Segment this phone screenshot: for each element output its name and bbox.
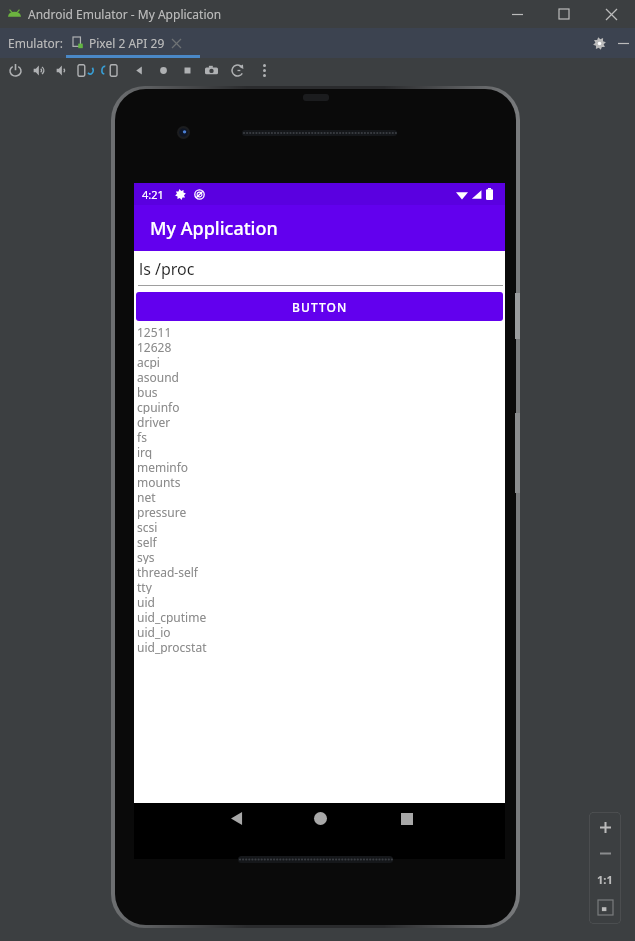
staticText: bus [137,384,158,399]
staticText: scsi [137,519,158,534]
button[interactable]: Settings [586,28,612,58]
staticText: Emulator: [8,35,63,51]
staticText: uid_procstat [137,639,207,654]
button[interactable]: Volume up [28,58,50,82]
staticText: net [137,489,156,504]
staticText: driver [137,414,171,429]
button[interactable]: Back [212,803,262,859]
button[interactable]: Recents [382,803,432,859]
staticText: uid [137,594,155,609]
button[interactable]: Fit to screen [589,892,621,922]
button[interactable]: Rotate left [73,58,95,82]
button[interactable]: BUTTON [136,292,503,321]
button[interactable]: Home [152,58,174,82]
staticText: 12511 [137,324,172,339]
button[interactable]: Volume down [51,58,73,82]
button[interactable]: Hide [612,28,635,58]
staticText: asound [137,369,179,384]
staticText: cpuinfo [137,399,180,414]
button[interactable]: Back [128,58,150,82]
staticText: Android Emulator - My Application [28,6,222,22]
button[interactable]: Pixel 2 API 29 [72,28,181,58]
staticText: Pixel 2 API 29 [89,35,165,51]
button[interactable]: Recents [176,58,198,82]
staticText: uid_cputime [137,609,207,624]
staticText: irq [137,444,153,459]
button[interactable]: Zoom out [589,840,621,866]
staticText: sys [137,549,155,564]
staticText: mounts [137,474,181,489]
staticText: pressure [137,504,187,519]
button[interactable]: ls /proc [134,251,505,289]
button[interactable]: Home [295,803,345,859]
staticText: thread-self [137,564,198,579]
button[interactable]: Minimize [498,0,536,28]
button[interactable]: 1:1 [589,866,621,892]
button[interactable]: Rotate right [99,58,121,82]
button[interactable]: History [226,58,248,82]
staticText: 12628 [137,339,172,354]
button[interactable]: Maximize [545,0,583,28]
button[interactable]: More [256,58,272,82]
staticText: tty [137,579,152,594]
staticText: BUTTON [292,299,348,315]
staticText: uid_io [137,624,171,639]
staticText: 4:21 [142,187,164,202]
staticText: meminfo [137,459,189,474]
button[interactable]: Zoom in [589,814,621,840]
staticText: acpi [137,354,160,369]
staticText: 1:1 [597,872,613,887]
button[interactable]: Power [4,58,26,82]
staticText: My Application [150,216,278,241]
button[interactable]: Close [591,0,631,28]
button[interactable]: Screenshot [200,58,222,82]
staticText: ls /proc [139,258,195,280]
staticText: self [137,534,157,549]
staticText: fs [137,429,147,444]
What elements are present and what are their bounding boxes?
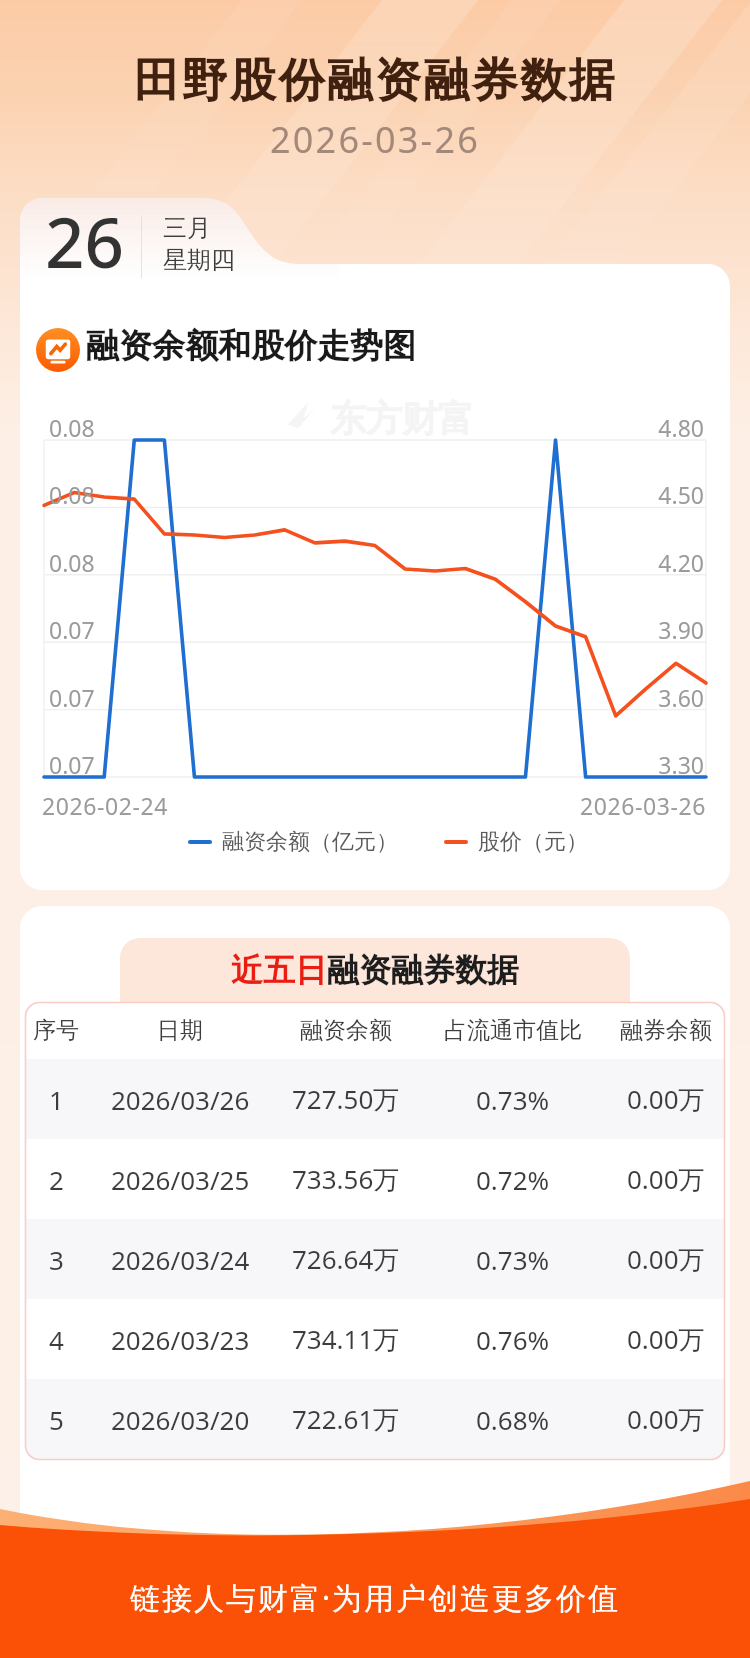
staticText: 1 xyxy=(49,1082,64,1117)
staticText: 3.30 xyxy=(600,749,704,780)
staticText: 727.50万 xyxy=(292,1081,400,1117)
staticText: 2026/03/26 xyxy=(111,1082,250,1117)
staticText: 2026-02-24 xyxy=(42,790,169,821)
staticText: 0.08 xyxy=(49,479,95,510)
staticText: 0.73% xyxy=(476,1082,550,1117)
staticText: 0.73% xyxy=(476,1242,550,1277)
staticText: 3.60 xyxy=(600,682,704,713)
staticText: 2026/03/25 xyxy=(111,1162,250,1197)
staticText: 0.00万 xyxy=(627,1321,705,1357)
staticText: 0.00万 xyxy=(627,1241,705,1277)
staticText: 0.68% xyxy=(476,1402,550,1437)
staticText: 0.07 xyxy=(49,614,95,645)
staticText: 东方财富 xyxy=(330,396,474,441)
button[interactable]: 2 xyxy=(25,1139,725,1219)
staticText: 2026-03-26 xyxy=(0,115,750,164)
staticText: 4 xyxy=(49,1322,64,1357)
staticText: 田野股份融资融券数据 xyxy=(0,52,750,110)
staticText: 近五日 xyxy=(231,950,327,990)
staticText: 序号 xyxy=(33,1016,79,1045)
staticText: 722.61万 xyxy=(292,1401,400,1437)
staticText: 三月 xyxy=(163,213,211,243)
staticText: 3.90 xyxy=(600,614,704,645)
button[interactable]: 5 xyxy=(25,1379,725,1459)
button[interactable]: 3 xyxy=(25,1219,725,1299)
staticText: 日期 xyxy=(157,1016,203,1045)
staticText: 726.64万 xyxy=(292,1241,400,1277)
staticText: 融券余额 xyxy=(620,1016,712,1045)
staticText: 26 xyxy=(45,194,124,288)
staticText: 4.80 xyxy=(600,412,704,443)
staticText: 0.07 xyxy=(49,682,95,713)
staticText: 0.72% xyxy=(476,1162,550,1197)
staticText: 2026/03/23 xyxy=(111,1322,250,1357)
staticText: 0.08 xyxy=(49,412,95,443)
staticText: 2026/03/20 xyxy=(111,1402,250,1437)
staticText: 0.00万 xyxy=(627,1401,705,1437)
staticText: 星期四 xyxy=(163,245,235,275)
staticText: 4.20 xyxy=(600,547,704,578)
staticText: 股价（元） xyxy=(478,828,588,856)
staticText: 0.76% xyxy=(476,1322,550,1357)
button[interactable]: 1 xyxy=(25,1059,725,1139)
staticText: 2026/03/24 xyxy=(111,1242,250,1277)
button[interactable]: 4 xyxy=(25,1299,725,1379)
staticText: 3 xyxy=(49,1242,64,1277)
staticText: 链接人与财富·为用户创造更多价值 xyxy=(0,1577,750,1618)
staticText: 734.11万 xyxy=(292,1321,400,1357)
staticText: 融资余额和股价走势图 xyxy=(86,325,416,367)
staticText: 733.56万 xyxy=(292,1161,400,1197)
staticText: 4.50 xyxy=(600,479,704,510)
staticText: 融资余额（亿元） xyxy=(222,828,398,856)
staticText: 2 xyxy=(49,1162,64,1197)
staticText: 融资融券数据 xyxy=(327,950,519,990)
staticText: 占流通市值比 xyxy=(444,1016,582,1045)
staticText: 0.00万 xyxy=(627,1081,705,1117)
staticText: 融资余额 xyxy=(300,1016,392,1045)
staticText: 0.08 xyxy=(49,547,95,578)
staticText: 0.07 xyxy=(49,749,95,780)
staticText: 2026-03-26 xyxy=(566,790,706,821)
staticText: 0.00万 xyxy=(627,1161,705,1197)
staticText: 5 xyxy=(49,1402,64,1437)
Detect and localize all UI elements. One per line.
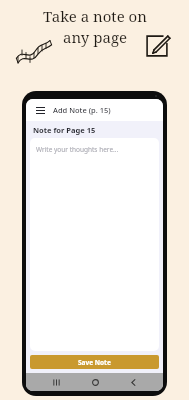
button[interactable]: Write your thoughts here... [30, 138, 159, 351]
staticText: Save Note [78, 358, 111, 367]
staticText: Take a note on [43, 6, 147, 26]
staticText: Add Note (p. 15) [53, 105, 111, 115]
button[interactable]: Edit note [142, 31, 172, 61]
button[interactable]: Save Note [30, 355, 159, 369]
staticText: Write your thoughts here... [36, 145, 119, 154]
button[interactable]: Back [125, 374, 141, 390]
button[interactable]: Recent apps [48, 374, 64, 390]
button[interactable]: Open menu [33, 103, 47, 117]
staticText: Note for Page 15 [33, 125, 96, 135]
button[interactable]: Home [87, 374, 103, 390]
staticText: any page [63, 27, 127, 47]
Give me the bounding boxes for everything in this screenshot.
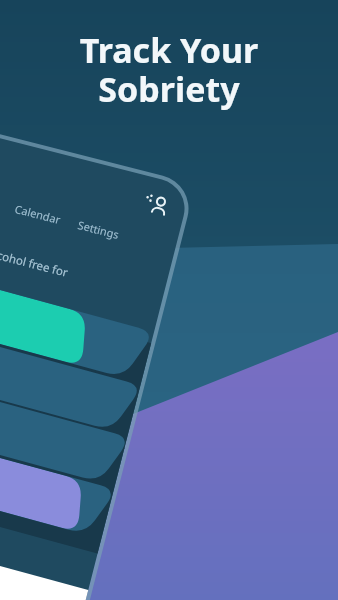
staticText: Settings — [76, 217, 121, 242]
staticText: Calendar — [13, 201, 62, 227]
button[interactable]: alcohol free for — [0, 245, 70, 281]
staticText: alcohol free for — [0, 245, 70, 281]
button[interactable]: Settings — [76, 217, 121, 242]
staticText: Track Your Sobriety — [0, 27, 338, 112]
button[interactable]: Profile — [141, 189, 172, 221]
button[interactable]: Calendar — [13, 201, 62, 227]
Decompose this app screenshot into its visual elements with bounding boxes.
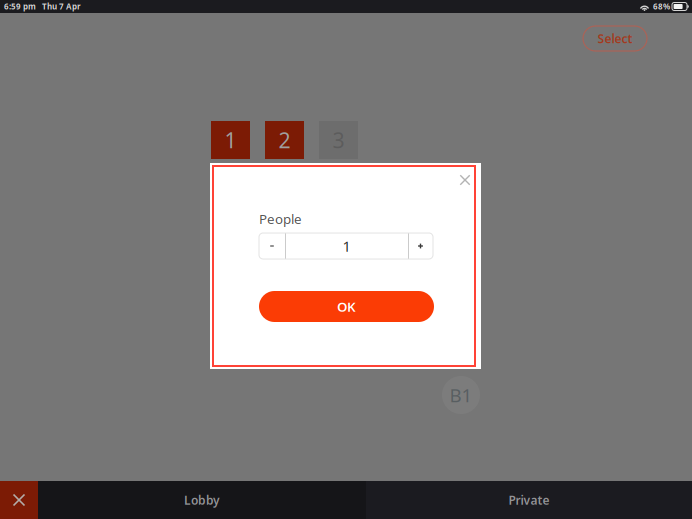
button[interactable]: OK [259,291,434,322]
button[interactable]: Decrease [259,233,285,259]
button[interactable]: Select [583,26,647,51]
staticText: OK [337,298,356,315]
button[interactable]: Close [454,169,476,191]
button[interactable]: Private [366,481,692,519]
staticText: B1 [450,383,472,407]
button[interactable]: Lobby [38,481,366,519]
staticText: Lobby [184,492,220,508]
staticText: 2 [278,126,290,154]
staticText: Select [598,30,632,46]
staticText: People [259,210,302,228]
staticText: 6:59 pm [4,1,36,12]
staticText: 1 [342,236,350,256]
button[interactable]: Dismiss [0,481,38,519]
staticText: 1 [224,126,236,154]
staticText: Private [508,492,550,508]
staticText: 3 [332,126,344,154]
button[interactable]: 1 [211,121,250,159]
staticText: Thu 7 Apr [42,1,81,12]
button[interactable]: B1 [442,376,480,414]
button[interactable]: Increase [408,233,433,259]
staticText: 68% [653,1,670,12]
button[interactable]: 2 [265,121,304,159]
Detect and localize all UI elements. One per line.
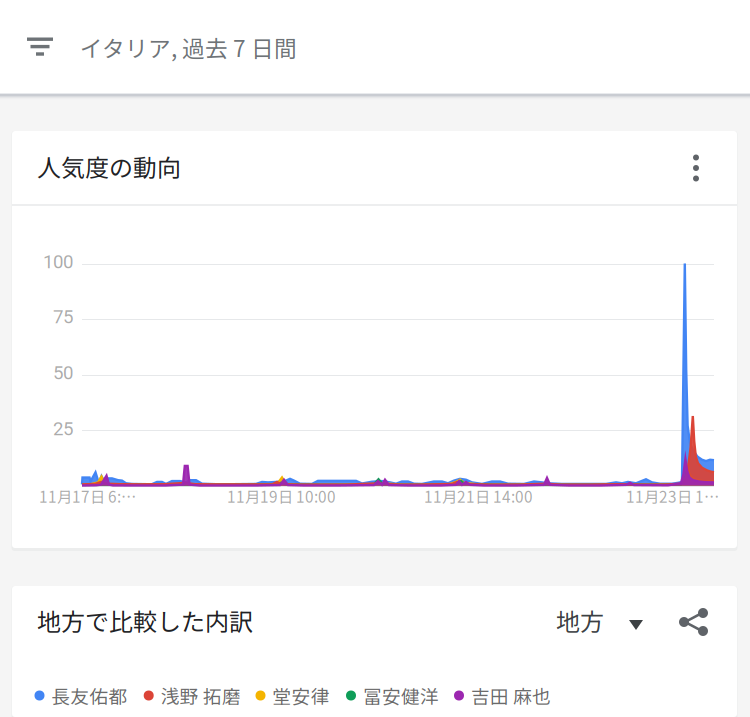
staticText: 冨安健洋 [363,682,439,709]
button[interactable]: イタリア, 過去 7 日間 [0,0,750,94]
staticText: 11月23日 1… [626,485,719,507]
staticText: 75 [53,306,73,328]
staticText: 25 [53,418,73,440]
staticText: 11月17日 6:… [39,485,136,507]
staticText: 人気度の動向 [37,149,181,184]
staticText: 浅野 拓磨 [161,682,241,709]
staticText: 吉田 麻也 [471,682,551,709]
button[interactable]: 地方 [545,594,655,648]
staticText: 50 [53,362,73,384]
button[interactable]: その他のオプション [668,140,724,196]
staticText: 11月21日 14:00 [424,485,533,507]
staticText: 100 [43,251,73,273]
staticText: 堂安律 [272,682,330,709]
button[interactable]: 共有 [666,595,722,649]
staticText: イタリア, 過去 7 日間 [80,31,297,63]
staticText: 地方で比較した内訳 [37,603,253,638]
staticText: 長友佑都 [52,682,128,709]
staticText: 11月19日 10:00 [227,485,336,507]
staticText: 地方 [556,603,604,638]
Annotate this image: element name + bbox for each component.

──────

Description of the task:
Update everything from the line containing "button[interactable]: Write your" down to the line containing "Decompose this app" by replacing "Settings" with "Preferences" and changing nothing else. Leave the pictures out of your answer.

Finished task:
button[interactable]: Write your thoughts here... [30, 138, 159, 351]
staticText: Save Note [78, 358, 111, 367]
staticText: Take a note on [43, 6, 147, 26]
staticText: Add Note (p. 15) [53, 105, 111, 115]
button[interactable]: Edit note [142, 31, 172, 61]
button[interactable]: Save Note [30, 355, 159, 369]
staticText: Write your thoughts here... [36, 145, 119, 154]
button[interactable]: Back [125, 374, 141, 390]
button[interactable]: Recent apps [48, 374, 64, 390]
button[interactable]: Open menu [33, 103, 47, 117]
staticText: Note for Page 15 [33, 125, 96, 135]
button[interactable]: Home [87, 374, 103, 390]
staticText: any page [63, 27, 127, 47]
Give me the bounding boxes for everything in this screenshot.
staticText: Preferences — [76, 217, 121, 242]
staticText: Calendar — [13, 201, 62, 227]
button[interactable]: alcohol free for — [0, 245, 70, 281]
staticText: alcohol free for — [0, 245, 70, 281]
button[interactable]: Preferences — [76, 217, 121, 242]
staticText: Track Your Sobriety — [0, 27, 338, 112]
button[interactable]: Profile — [141, 189, 172, 221]
button[interactable]: Calendar — [13, 201, 62, 227]
Decompose this app screenshot into its visual elements with bounding boxes.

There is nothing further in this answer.